#### EXERCISE
Output all lines exactly, with nothing added or dropped.

++++ TASK INPUTS

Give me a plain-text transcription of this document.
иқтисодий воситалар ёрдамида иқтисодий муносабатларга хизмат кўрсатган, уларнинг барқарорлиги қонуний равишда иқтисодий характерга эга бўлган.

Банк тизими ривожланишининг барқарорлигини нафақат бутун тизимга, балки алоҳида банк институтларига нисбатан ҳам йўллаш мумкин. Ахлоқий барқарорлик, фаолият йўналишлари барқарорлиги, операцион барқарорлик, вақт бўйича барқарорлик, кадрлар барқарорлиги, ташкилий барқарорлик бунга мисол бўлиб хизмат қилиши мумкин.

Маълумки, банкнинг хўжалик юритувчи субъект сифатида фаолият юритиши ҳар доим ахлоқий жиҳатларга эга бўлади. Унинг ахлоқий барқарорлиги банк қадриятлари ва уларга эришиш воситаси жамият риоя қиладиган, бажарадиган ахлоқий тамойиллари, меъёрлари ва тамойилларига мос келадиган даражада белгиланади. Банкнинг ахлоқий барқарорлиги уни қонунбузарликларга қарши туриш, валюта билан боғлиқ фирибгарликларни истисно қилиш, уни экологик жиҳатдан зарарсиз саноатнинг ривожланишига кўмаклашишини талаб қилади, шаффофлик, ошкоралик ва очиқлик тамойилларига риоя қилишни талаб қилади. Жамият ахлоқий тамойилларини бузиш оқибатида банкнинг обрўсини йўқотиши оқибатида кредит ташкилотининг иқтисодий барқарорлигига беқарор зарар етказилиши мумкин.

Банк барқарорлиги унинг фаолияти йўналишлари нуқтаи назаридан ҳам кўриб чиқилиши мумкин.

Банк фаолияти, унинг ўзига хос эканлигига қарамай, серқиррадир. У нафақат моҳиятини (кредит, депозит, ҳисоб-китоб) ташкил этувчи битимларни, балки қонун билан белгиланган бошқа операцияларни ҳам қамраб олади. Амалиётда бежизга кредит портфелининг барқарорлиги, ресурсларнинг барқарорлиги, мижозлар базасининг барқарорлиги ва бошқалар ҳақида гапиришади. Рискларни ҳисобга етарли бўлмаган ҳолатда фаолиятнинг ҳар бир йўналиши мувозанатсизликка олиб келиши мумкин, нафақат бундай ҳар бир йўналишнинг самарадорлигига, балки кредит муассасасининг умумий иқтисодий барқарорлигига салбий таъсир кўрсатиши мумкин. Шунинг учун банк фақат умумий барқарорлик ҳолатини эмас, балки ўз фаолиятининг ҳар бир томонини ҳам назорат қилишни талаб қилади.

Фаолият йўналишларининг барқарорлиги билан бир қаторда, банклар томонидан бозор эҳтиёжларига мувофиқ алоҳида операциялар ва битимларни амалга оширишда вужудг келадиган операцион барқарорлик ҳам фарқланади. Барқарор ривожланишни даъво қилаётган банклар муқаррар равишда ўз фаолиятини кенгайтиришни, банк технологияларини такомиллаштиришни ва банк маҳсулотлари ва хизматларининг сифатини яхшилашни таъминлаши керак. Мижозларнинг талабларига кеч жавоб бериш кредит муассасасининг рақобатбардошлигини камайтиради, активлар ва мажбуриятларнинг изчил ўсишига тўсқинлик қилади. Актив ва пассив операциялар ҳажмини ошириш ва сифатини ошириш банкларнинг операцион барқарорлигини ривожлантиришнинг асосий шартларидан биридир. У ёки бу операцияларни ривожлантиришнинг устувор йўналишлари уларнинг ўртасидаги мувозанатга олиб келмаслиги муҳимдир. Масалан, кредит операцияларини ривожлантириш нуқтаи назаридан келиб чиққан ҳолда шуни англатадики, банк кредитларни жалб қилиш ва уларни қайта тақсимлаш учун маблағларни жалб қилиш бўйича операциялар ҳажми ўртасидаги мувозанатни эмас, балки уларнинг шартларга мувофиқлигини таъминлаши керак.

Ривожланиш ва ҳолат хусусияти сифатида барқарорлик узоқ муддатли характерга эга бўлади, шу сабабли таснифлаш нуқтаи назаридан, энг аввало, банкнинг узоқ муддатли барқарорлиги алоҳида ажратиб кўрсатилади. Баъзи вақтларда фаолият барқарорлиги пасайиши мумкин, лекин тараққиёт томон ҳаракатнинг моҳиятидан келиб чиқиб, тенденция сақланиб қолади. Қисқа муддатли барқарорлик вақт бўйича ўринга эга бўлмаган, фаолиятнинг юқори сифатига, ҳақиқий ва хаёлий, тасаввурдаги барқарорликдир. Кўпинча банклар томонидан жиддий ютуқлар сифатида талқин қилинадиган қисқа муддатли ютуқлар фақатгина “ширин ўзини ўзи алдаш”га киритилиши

++++++++

#### OUTPUT OF THE EXERCISE
Give me a plain-text transcription of this document.
иқтисодий воситалар ёрдамида иқтисодий муносабатларга хизмат кўрсатган, уларнинг барқарорлиги қонуний равишда иқтисодий характерга эга бўлган.

Банк тизими ривожланишининг барқарорлигини нафақат бутун тизимга, балки алоҳида банк институтларига нисбатан ҳам йўллаш мумкин. Ахлоқий барқарорлик, фаолият йўналишлари барқарорлиги, операцион барқарорлик, вақт бўйича барқарорлик, кадрлар барқарорлиги, ташкилий барқарорлик бунга мисол бўлиб хизмат қилиши мумкин.

Маълумки, банкнинг хўжалик юритувчи субъект сифатида фаолият юритиши ҳар доим ахлоқий жиҳатларга эга бўлади. Унинг ахлоқий барқарорлиги банк қадриятлари ва уларга эришиш воситаси жамият риоя қиладиган, бажарадиган ахлоқий тамойиллари, меъёрлари ва тамойилларига мос келадиган даражада белгиланади. Банкнинг ахлоқий барқарорлиги уни қонунбузарликларга қарши туриш, валюта билан боғлиқ фирибгарликларни истисно қилиш, уни экологик жиҳатдан зарарсиз саноатнинг ривожланишига кўмаклашишини талаб қилади, шаффофлик, ошкоралик ва очиқлик тамойилларига риоя қилишни талаб қилади. Жамият ахлоқий тамойилларини бузиш оқибатида банкнинг обрўсини йўқотиши оқибатида кредит ташкилотининг иқтисодий барқарорлигига беқарор зарар етказилиши мумкин.

Банк барқарорлиги унинг фаолияти йўналишлари нуқтаи назаридан ҳам кўриб чиқилиши мумкин.

Банк фаолияти, унинг ўзига хос эканлигига қарамай, серқиррадир. У нафақат моҳиятини (кредит, депозит, ҳисоб-китоб) ташкил этувчи битимларни, балки қонун билан белгиланган бошқа операцияларни ҳам қамраб олади. Амалиётда бежизга кредит портфелининг барқарорлиги, ресурсларнинг барқарорлиги, мижозлар базасининг барқарорлиги ва бошқалар ҳақида гапиришади. Рискларни ҳисобга етарли бўлмаган ҳолатда фаолиятнинг ҳар бир йўналиши мувозанатсизликка олиб келиши мумкин, нафақат бундай ҳар бир йўналишнинг самарадорлигига, балки кредит муассасасининг умумий иқтисодий барқарорлигига салбий таъсир кўрсатиши мумкин. Шунинг учун банк фақат умумий барқарорлик ҳолатини эмас, балки ўз фаолиятининг ҳар бир томонини ҳам назорат қилишни талаб қилади.

Фаолият йўналишларининг барқарорлиги билан бир қаторда, банклар томонидан бозор эҳтиёжларига мувофиқ алоҳида операциялар ва битимларни амалга оширишда вужудг келадиган операцион барқарорлик ҳам фарқланади. Барқарор ривожланишни даъво қилаётган банклар муқаррар равишда ўз фаолиятини кенгайтиришни, банк технологияларини такомиллаштиришни ва банк маҳсулотлари ва хизматларининг сифатини яхшилашни таъминлаши керак. Мижозларнинг талабларига кеч жавоб бериш кредит муассасасининг рақобатбардошлигини камайтиради, активлар ва мажбуриятларнинг изчил ўсишига тўсқинлик қилади. Актив ва пассив операциялар ҳажмини ошириш ва сифатини ошириш банкларнинг операцион барқарорлигини ривожлантиришнинг асосий шартларидан биридир. У ёки бу операцияларни ривожлантиришнинг устувор йўналишлари уларнинг ўртасидаги мувозанатга олиб келмаслиги муҳимдир. Масалан, кредит операцияларини ривожлантириш нуқтаи назаридан келиб чиққан ҳолда шуни англатадики, банк кредитларни жалб қилиш ва уларни қайта тақсимлаш учун маблағларни жалб қилиш бўйича операциялар ҳажми ўртасидаги мувозанатни эмас, балки уларнинг шартларга мувофиқлигини таъминлаши керак.

Ривожланиш ва ҳолат хусусияти сифатида барқарорлик узоқ муддатли характерга эга бўлади, шу сабабли таснифлаш нуқтаи назаридан, энг аввало, банкнинг узоқ муддатли барқарорлиги алоҳида ажратиб кўрсатилади. Баъзи вақтларда фаолият барқарорлиги пасайиши мумкин, лекин тараққиёт томон ҳаракатнинг моҳиятидан келиб чиқиб, тенденция сақланиб қолади. Қисқа муддатли барқарорлик вақт бўйича ўринга эга бўлмаган, фаолиятнинг юқори сифатига, ҳақиқий ва хаёлий, тасаввурдаги барқарорликдир. Кўпинча банклар томонидан жиддий ютуқлар сифатида талқин қилинадиган қисқа муддатли ютуқлар фақатгина “ширин ўзини ўзи алдаш”га киритилиши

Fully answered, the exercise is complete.